[What you should do]:
Can you pull out each line of the data below that includes the word "shopping"?
start
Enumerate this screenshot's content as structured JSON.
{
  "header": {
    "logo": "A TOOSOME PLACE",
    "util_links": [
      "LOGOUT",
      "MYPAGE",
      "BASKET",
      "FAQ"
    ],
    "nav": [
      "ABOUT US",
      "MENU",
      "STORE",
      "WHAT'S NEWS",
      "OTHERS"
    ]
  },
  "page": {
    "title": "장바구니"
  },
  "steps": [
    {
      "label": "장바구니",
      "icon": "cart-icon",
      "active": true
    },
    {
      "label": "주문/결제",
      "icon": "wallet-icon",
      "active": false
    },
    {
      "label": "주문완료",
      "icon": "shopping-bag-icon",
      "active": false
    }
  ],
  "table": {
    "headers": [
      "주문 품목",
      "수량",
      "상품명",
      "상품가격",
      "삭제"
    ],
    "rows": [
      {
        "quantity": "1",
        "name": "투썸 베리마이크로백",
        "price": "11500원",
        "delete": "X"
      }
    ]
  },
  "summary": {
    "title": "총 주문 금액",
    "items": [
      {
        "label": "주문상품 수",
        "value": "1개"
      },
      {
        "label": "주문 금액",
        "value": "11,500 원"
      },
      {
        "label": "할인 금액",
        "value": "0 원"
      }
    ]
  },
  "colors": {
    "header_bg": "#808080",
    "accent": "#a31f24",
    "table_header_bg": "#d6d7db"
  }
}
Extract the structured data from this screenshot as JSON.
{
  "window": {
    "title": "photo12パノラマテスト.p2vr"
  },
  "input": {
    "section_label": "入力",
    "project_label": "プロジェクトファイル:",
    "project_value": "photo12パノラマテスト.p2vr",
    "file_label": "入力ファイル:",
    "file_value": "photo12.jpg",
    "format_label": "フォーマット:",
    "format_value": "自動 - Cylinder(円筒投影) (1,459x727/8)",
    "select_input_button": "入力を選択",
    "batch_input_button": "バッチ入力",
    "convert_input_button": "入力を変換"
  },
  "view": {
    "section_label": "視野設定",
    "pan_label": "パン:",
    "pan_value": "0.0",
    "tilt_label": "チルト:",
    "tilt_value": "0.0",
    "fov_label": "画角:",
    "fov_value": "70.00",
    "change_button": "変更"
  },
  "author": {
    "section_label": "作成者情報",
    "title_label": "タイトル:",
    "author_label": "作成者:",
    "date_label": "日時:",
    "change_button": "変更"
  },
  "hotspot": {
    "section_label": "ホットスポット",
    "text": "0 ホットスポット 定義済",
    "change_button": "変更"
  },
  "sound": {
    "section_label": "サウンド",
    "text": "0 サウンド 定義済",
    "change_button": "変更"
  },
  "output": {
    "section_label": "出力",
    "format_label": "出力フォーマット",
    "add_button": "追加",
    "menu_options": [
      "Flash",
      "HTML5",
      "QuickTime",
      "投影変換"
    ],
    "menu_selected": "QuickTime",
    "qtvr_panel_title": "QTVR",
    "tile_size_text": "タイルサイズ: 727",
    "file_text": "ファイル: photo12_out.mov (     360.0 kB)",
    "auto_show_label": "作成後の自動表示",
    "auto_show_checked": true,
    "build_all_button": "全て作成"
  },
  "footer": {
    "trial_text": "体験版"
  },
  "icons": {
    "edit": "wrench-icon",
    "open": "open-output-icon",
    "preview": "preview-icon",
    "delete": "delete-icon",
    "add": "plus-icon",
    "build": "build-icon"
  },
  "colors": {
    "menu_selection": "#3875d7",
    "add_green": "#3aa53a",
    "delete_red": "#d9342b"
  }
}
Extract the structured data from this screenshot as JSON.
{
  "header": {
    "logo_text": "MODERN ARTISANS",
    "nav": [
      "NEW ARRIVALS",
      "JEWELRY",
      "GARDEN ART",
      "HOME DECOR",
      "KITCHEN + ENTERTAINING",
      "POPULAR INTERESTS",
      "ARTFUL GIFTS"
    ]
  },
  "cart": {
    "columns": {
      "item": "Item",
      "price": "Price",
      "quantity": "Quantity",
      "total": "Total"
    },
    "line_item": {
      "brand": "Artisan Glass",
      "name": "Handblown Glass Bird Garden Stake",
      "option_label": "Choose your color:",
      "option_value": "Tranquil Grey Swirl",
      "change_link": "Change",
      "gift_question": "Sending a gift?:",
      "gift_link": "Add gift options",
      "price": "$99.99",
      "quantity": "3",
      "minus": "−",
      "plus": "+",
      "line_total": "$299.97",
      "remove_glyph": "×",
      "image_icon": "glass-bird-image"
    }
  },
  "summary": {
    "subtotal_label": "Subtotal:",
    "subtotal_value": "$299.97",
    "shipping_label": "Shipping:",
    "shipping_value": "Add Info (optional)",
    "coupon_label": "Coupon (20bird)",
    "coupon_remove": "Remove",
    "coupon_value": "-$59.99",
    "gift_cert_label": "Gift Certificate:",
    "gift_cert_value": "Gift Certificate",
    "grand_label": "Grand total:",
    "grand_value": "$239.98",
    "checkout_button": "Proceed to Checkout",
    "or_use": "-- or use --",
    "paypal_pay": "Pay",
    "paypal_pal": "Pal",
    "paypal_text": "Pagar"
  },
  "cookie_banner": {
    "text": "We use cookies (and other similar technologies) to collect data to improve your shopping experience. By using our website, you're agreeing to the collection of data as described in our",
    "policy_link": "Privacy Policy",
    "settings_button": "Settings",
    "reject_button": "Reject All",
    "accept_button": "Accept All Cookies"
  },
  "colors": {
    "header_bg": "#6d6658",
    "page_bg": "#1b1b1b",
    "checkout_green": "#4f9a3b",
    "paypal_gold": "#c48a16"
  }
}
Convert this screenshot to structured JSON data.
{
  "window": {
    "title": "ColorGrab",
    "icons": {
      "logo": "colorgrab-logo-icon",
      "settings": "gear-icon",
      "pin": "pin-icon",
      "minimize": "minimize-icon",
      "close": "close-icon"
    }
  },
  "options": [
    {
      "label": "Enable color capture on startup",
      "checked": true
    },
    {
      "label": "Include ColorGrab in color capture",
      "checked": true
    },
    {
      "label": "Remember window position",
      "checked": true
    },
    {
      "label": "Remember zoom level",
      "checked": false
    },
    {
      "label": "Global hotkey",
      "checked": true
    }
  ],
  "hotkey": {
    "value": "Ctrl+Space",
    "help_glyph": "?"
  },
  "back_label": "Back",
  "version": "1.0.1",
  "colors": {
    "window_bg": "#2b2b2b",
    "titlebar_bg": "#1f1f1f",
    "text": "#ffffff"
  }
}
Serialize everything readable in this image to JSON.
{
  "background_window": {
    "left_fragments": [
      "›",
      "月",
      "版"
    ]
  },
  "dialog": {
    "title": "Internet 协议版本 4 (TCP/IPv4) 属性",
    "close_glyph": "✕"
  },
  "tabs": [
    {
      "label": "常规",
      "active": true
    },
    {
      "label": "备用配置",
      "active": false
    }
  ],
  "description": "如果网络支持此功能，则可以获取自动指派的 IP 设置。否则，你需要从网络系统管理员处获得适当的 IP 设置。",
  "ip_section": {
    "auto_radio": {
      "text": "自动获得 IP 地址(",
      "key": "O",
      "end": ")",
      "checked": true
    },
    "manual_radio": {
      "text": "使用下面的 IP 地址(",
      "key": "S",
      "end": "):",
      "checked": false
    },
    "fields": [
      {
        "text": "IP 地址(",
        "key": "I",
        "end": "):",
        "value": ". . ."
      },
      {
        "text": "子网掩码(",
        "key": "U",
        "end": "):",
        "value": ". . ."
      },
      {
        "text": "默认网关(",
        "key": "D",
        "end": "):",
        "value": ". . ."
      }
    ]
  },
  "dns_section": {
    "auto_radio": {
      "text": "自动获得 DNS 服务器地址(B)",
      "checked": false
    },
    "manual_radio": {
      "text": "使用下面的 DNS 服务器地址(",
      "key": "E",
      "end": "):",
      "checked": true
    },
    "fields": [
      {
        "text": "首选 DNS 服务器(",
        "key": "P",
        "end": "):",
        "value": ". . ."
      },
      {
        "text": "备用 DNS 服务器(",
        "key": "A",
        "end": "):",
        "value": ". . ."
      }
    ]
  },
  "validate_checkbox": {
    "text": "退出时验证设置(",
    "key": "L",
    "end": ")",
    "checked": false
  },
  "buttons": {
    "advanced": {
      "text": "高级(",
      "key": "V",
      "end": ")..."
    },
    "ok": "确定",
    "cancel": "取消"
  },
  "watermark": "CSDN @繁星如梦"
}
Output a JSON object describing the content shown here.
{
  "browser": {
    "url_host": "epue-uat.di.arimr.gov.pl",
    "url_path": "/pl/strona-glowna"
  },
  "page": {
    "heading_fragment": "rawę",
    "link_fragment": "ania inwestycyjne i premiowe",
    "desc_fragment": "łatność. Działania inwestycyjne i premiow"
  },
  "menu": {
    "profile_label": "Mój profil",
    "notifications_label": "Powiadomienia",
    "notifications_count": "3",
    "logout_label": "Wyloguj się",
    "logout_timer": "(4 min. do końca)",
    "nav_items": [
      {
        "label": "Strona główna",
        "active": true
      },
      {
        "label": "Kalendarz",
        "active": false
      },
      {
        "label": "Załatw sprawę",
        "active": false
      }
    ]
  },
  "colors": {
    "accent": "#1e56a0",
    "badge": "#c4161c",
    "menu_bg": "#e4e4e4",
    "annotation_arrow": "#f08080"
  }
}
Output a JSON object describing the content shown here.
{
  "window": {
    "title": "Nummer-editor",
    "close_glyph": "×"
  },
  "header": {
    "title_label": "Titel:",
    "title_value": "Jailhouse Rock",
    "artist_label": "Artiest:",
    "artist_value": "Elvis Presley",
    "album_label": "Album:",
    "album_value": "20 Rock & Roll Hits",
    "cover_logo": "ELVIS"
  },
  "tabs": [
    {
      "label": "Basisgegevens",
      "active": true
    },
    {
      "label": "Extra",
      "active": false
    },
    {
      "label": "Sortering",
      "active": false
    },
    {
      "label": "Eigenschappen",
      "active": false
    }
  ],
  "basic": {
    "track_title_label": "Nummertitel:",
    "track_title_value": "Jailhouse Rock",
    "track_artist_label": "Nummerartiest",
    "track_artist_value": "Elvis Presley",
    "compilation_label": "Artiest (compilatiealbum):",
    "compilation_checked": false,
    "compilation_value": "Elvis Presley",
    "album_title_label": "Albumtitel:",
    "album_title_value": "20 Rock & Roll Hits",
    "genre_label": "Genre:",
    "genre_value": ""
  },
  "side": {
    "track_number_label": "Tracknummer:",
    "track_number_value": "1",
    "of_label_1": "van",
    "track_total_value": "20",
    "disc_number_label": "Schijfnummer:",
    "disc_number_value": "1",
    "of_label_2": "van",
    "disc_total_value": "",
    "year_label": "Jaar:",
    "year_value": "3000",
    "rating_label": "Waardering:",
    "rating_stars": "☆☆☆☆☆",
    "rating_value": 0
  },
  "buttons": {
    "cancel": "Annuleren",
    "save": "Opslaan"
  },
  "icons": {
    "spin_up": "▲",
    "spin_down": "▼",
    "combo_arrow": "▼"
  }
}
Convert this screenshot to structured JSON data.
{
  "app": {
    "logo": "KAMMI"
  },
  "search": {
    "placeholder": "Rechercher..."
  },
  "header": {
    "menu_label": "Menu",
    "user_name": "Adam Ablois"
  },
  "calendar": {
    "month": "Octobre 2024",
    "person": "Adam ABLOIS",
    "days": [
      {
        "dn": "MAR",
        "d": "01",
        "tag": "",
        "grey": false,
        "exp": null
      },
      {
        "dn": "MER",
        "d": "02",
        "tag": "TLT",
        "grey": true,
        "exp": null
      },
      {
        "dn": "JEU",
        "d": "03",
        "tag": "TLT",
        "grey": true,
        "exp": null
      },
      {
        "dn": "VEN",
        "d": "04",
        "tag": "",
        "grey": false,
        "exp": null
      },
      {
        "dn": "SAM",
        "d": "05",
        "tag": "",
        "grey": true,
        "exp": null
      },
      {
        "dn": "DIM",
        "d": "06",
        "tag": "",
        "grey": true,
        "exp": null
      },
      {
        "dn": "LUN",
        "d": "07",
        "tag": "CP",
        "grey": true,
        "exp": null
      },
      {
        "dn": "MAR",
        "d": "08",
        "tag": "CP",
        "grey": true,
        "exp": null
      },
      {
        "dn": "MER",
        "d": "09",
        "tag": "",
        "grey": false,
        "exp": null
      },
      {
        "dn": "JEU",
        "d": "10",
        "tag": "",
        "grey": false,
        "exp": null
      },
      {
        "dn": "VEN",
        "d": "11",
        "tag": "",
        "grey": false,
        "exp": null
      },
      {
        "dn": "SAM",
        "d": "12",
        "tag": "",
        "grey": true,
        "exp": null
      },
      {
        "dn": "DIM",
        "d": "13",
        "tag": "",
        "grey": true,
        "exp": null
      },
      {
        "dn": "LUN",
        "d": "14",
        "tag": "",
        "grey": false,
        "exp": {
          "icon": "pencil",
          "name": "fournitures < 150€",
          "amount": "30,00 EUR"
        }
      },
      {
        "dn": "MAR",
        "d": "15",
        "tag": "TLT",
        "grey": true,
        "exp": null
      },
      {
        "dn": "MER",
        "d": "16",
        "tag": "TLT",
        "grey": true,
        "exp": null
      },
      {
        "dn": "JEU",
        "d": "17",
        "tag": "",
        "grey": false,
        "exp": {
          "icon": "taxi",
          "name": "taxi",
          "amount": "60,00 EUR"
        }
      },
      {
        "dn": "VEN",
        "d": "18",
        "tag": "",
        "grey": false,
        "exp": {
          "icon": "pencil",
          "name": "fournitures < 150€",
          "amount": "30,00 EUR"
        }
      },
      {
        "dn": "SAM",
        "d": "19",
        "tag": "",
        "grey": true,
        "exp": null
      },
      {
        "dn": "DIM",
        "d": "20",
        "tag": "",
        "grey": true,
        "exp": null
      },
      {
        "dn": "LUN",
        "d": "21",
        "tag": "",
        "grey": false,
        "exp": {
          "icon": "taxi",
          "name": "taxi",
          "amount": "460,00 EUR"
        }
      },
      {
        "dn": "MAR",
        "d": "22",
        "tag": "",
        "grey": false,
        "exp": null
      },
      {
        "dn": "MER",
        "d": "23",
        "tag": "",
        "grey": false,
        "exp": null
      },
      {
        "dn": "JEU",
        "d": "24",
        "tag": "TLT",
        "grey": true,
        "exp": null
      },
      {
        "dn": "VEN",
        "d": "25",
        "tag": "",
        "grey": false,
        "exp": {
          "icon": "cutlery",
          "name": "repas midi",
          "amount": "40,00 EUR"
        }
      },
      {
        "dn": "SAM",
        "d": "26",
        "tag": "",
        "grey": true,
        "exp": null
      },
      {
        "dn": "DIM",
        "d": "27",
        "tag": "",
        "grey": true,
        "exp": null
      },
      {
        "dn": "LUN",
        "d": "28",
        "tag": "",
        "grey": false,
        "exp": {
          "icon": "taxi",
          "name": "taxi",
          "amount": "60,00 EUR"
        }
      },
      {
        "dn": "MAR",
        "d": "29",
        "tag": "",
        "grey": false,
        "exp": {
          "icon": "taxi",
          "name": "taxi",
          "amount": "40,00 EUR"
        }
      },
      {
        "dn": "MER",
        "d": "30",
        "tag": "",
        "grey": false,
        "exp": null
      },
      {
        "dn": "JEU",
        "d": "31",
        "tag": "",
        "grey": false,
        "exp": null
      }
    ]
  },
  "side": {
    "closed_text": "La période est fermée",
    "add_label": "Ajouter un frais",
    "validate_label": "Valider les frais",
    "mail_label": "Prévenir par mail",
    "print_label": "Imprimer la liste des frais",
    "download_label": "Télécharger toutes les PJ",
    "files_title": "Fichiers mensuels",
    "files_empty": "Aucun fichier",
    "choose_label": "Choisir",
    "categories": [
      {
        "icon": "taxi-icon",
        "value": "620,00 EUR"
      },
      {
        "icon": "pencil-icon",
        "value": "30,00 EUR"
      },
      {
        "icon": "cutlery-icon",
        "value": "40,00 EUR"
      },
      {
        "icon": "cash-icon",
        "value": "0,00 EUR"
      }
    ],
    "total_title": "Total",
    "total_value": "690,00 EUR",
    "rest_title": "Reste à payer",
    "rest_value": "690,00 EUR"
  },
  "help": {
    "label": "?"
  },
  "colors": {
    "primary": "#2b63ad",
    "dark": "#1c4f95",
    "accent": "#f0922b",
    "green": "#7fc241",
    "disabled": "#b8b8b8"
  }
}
end
[Written response]:
      "icon": "shopping-bag-icon",
    "text": "We use cookies (and other similar technologies) to collect data to improve your shopping experience. By using our website, you're agreeing to the collection of data as described in our",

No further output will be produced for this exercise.